── DATASET ROWS

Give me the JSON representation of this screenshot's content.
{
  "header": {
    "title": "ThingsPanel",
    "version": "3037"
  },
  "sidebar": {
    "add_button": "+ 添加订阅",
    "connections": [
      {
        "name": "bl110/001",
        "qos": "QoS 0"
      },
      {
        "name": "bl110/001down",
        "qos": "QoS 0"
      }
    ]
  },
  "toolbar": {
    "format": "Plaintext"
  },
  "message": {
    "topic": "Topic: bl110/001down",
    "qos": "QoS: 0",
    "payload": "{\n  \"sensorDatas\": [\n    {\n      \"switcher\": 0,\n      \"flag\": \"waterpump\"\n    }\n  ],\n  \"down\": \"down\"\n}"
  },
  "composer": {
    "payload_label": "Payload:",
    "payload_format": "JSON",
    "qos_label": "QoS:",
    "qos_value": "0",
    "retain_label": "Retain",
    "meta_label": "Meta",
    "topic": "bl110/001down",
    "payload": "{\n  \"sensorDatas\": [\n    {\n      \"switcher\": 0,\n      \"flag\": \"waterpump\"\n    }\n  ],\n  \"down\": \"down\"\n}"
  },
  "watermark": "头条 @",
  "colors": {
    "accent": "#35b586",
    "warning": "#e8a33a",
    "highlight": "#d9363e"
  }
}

────

**TASK REQUIREMENTS**
Using the material above, print every entry exactly as written.

**RESULT FOR THIS TASK**
Give me the JSON representation of this screenshot's content.
{
  "header": {
    "title": "ThingsPanel",
    "version": "3037"
  },
  "sidebar": {
    "add_button": "+ 添加订阅",
    "connections": [
      {
        "name": "bl110/001",
        "qos": "QoS 0"
      },
      {
        "name": "bl110/001down",
        "qos": "QoS 0"
      }
    ]
  },
  "toolbar": {
    "format": "Plaintext"
  },
  "message": {
    "topic": "Topic: bl110/001down",
    "qos": "QoS: 0",
    "payload": "{\n  \"sensorDatas\": [\n    {\n      \"switcher\": 0,\n      \"flag\": \"waterpump\"\n    }\n  ],\n  \"down\": \"down\"\n}"
  },
  "composer": {
    "payload_label": "Payload:",
    "payload_format": "JSON",
    "qos_label": "QoS:",
    "qos_value": "0",
    "retain_label": "Retain",
    "meta_label": "Meta",
    "topic": "bl110/001down",
    "payload": "{\n  \"sensorDatas\": [\n    {\n      \"switcher\": 0,\n      \"flag\": \"waterpump\"\n    }\n  ],\n  \"down\": \"down\"\n}"
  },
  "watermark": "头条 @",
  "colors": {
    "accent": "#35b586",
    "warning": "#e8a33a",
    "highlight": "#d9363e"
  }
}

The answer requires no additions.